━━━━━ EXTRACTED MATERIAL

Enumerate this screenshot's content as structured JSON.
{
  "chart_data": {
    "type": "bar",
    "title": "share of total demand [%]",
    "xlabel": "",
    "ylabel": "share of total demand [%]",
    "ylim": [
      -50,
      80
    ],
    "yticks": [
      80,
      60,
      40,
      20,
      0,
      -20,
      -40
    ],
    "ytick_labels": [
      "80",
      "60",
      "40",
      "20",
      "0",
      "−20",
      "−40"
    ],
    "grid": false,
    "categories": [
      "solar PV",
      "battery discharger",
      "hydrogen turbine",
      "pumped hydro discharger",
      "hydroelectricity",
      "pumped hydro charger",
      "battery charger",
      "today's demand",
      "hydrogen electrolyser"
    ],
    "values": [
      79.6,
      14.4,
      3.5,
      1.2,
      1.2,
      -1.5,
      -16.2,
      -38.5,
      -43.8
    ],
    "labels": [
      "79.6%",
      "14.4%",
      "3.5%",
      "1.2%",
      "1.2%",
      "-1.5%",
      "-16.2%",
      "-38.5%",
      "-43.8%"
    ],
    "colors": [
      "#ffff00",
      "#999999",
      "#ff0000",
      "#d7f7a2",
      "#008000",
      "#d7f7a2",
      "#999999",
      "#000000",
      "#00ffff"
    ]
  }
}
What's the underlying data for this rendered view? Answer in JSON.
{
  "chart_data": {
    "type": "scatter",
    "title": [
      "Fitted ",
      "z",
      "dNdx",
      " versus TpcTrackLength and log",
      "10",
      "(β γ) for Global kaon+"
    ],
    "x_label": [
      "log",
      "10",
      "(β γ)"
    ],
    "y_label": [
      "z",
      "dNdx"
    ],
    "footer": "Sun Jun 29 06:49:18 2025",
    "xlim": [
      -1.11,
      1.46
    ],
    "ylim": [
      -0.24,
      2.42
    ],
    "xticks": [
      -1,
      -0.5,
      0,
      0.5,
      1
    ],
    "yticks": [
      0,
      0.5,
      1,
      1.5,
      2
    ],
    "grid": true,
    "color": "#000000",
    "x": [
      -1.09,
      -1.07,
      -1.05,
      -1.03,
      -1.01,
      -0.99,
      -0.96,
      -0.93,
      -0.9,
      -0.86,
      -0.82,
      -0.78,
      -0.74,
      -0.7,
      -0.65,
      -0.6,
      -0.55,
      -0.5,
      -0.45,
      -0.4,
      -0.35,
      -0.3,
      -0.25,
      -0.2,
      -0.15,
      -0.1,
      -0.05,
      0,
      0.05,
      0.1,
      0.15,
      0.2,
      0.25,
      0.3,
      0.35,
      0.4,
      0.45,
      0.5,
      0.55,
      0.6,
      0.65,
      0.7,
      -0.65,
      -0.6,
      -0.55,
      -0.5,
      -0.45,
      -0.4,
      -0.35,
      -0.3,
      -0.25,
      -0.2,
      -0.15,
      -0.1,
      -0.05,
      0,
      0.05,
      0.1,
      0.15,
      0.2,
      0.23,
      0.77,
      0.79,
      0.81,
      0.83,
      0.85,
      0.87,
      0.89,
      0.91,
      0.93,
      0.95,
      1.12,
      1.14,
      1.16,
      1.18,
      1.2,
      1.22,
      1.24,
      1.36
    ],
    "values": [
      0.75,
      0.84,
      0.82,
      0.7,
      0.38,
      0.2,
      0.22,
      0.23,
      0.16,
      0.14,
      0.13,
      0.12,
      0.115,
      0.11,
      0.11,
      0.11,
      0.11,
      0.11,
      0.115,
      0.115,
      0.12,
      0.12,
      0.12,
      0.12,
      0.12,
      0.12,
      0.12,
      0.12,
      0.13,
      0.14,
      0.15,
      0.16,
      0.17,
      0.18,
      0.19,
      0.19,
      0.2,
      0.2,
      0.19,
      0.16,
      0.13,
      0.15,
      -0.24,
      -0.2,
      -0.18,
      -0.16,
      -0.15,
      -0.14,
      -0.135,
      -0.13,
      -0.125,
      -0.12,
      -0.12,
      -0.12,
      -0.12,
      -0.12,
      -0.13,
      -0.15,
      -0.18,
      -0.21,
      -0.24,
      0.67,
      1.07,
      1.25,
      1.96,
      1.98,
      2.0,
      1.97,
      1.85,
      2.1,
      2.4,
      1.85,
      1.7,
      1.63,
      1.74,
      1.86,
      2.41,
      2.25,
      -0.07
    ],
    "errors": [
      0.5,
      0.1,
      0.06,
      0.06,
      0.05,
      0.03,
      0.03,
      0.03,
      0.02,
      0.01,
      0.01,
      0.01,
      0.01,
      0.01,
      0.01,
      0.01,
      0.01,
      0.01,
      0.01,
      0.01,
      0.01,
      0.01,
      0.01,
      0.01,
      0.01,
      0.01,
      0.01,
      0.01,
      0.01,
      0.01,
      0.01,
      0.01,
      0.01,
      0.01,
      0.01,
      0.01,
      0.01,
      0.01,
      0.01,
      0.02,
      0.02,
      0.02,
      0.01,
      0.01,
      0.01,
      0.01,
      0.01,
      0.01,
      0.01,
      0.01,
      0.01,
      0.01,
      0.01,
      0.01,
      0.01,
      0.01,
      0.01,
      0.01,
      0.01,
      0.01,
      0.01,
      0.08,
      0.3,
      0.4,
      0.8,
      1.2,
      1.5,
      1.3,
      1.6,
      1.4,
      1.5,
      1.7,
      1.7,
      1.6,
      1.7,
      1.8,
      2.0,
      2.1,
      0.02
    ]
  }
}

━━━━━━━━━━

EXERCISE:
Scan the material above. Copy each line where "this" occurs.

EXPECTED OUTPUT:
Enumerate this screenshot's content as structured JSON.
What's the underlying data for this rendered view? Answer in JSON.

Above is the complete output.